Do this ▸ Find and return each line containing "서포터즈".

* BEGIN Material provided *

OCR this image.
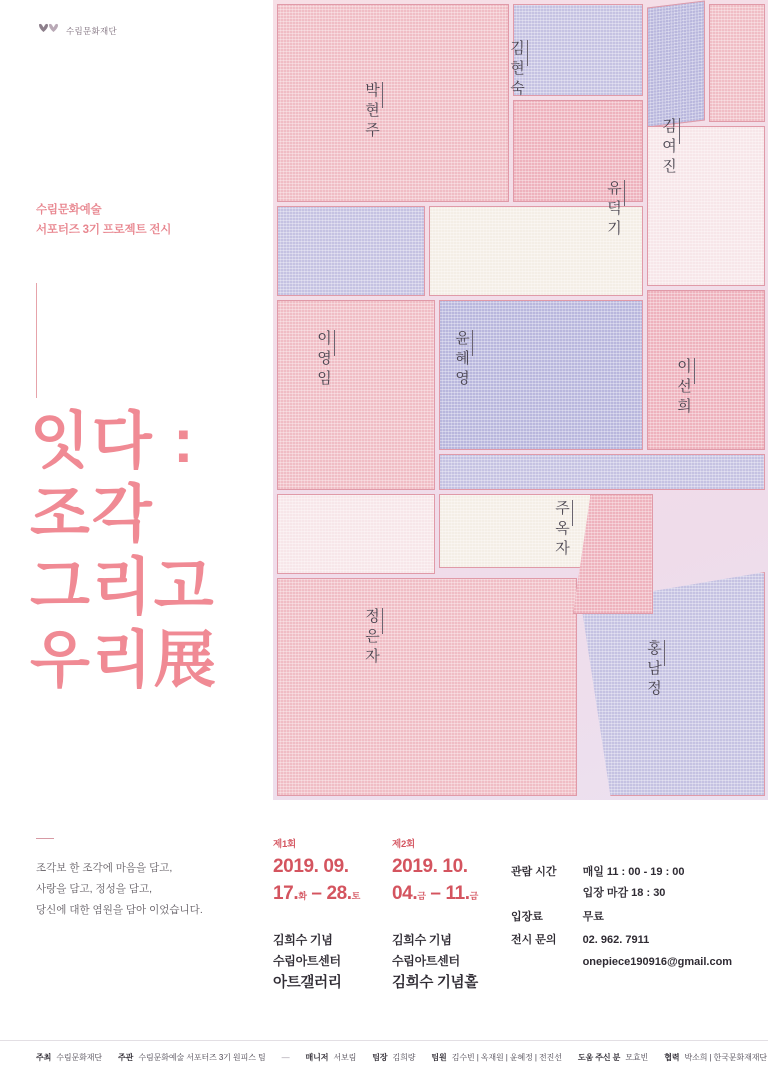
수림문화재단
수림문화예술
서포터즈 3기 프로젝트 전시
잇다 :
조각
그리고
우리展
조각보 한 조각에 마음을 담고,
사랑을 담고, 정성을 담고,
당신에 대한 염원을 담아 이었습니다.
박현주
김현숙
김여진
유덕기
이영임	윤혜영	이선희
주옥자
정은자
홍남정
제1회
2019. 09.
17.화 – 28.토
김희수 기념
수림아트센터
아트갤러리
제2회
2019. 10.
04.금 – 11.금
김희수 기념
수림아트센터
김희수 기념홀
관람 시간	매일 11 : 00 - 19 : 00
입장 마감 18 : 30

입장료	무료
전시 문의	02. 962. 7911
onepiece190916@gmail.com
주최 수림문화재단 주관 수림문화예술 서포터즈 3기 원피스 팀 — 매니저 서보림 팀장 김희량 팀원 김수빈 | 옥재원 | 윤혜정 | 전진선 도움 주신 분 모효빈 협력 박소희 | 한국문화재재단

* END Material provided *

Task solution ▸
서포터즈 3기 프로젝트 전시
주최 수림문화재단 주관 수림문화예술 서포터즈 3기 원피스 팀 — 매니저 서보림 팀장 김희량 팀원 김수빈 | 옥재원 | 윤혜정 | 전진선 도움 주신 분 모효빈 협력 박소희 | 한국문화재재단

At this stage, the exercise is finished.